**Task brief**:
Set down the material below in full, matching it exactly.

**Data records**:
--- BEGIN ---

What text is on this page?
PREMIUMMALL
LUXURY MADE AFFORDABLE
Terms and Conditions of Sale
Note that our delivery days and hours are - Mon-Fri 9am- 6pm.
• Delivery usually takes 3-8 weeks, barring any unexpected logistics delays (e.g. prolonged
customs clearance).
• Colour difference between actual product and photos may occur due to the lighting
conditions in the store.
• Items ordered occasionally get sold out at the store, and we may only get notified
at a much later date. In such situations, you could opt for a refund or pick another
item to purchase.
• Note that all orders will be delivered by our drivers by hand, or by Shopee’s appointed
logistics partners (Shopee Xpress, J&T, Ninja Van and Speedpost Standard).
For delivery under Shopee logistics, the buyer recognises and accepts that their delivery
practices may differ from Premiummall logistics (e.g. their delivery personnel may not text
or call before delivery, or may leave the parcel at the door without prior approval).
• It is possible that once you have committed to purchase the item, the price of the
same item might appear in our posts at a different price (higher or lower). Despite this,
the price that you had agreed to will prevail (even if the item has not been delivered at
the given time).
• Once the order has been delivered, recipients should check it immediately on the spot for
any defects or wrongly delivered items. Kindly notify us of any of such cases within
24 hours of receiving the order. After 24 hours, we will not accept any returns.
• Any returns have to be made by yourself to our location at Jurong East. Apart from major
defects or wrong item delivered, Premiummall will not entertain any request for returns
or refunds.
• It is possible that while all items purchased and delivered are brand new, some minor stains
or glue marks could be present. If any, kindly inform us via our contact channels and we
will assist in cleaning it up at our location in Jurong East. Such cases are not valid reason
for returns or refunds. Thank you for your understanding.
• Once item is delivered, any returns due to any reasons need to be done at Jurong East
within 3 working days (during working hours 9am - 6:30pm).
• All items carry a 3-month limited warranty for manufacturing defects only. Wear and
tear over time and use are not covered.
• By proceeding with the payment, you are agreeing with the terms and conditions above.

--- END ---

**Exercise answer**:
What text is on this page?
PREMIUMMALL
LUXURY MADE AFFORDABLE
Terms and Conditions of Sale
Note that our delivery days and hours are - Mon-Fri 9am- 6pm.
• Delivery usually takes 3-8 weeks, barring any unexpected logistics delays (e.g. prolonged
customs clearance).
• Colour difference between actual product and photos may occur due to the lighting
conditions in the store.
• Items ordered occasionally get sold out at the store, and we may only get notified
at a much later date. In such situations, you could opt for a refund or pick another
item to purchase.
• Note that all orders will be delivered by our drivers by hand, or by Shopee’s appointed
logistics partners (Shopee Xpress, J&T, Ninja Van and Speedpost Standard).
For delivery under Shopee logistics, the buyer recognises and accepts that their delivery
practices may differ from Premiummall logistics (e.g. their delivery personnel may not text
or call before delivery, or may leave the parcel at the door without prior approval).
• It is possible that once you have committed to purchase the item, the price of the
same item might appear in our posts at a different price (higher or lower). Despite this,
the price that you had agreed to will prevail (even if the item has not been delivered at
the given time).
• Once the order has been delivered, recipients should check it immediately on the spot for
any defects or wrongly delivered items. Kindly notify us of any of such cases within
24 hours of receiving the order. After 24 hours, we will not accept any returns.
• Any returns have to be made by yourself to our location at Jurong East. Apart from major
defects or wrong item delivered, Premiummall will not entertain any request for returns
or refunds.
• It is possible that while all items purchased and delivered are brand new, some minor stains
or glue marks could be present. If any, kindly inform us via our contact channels and we
will assist in cleaning it up at our location in Jurong East. Such cases are not valid reason
for returns or refunds. Thank you for your understanding.
• Once item is delivered, any returns due to any reasons need to be done at Jurong East
within 3 working days (during working hours 9am - 6:30pm).
• All items carry a 3-month limited warranty for manufacturing defects only. Wear and
tear over time and use are not covered.
• By proceeding with the payment, you are agreeing with the terms and conditions above.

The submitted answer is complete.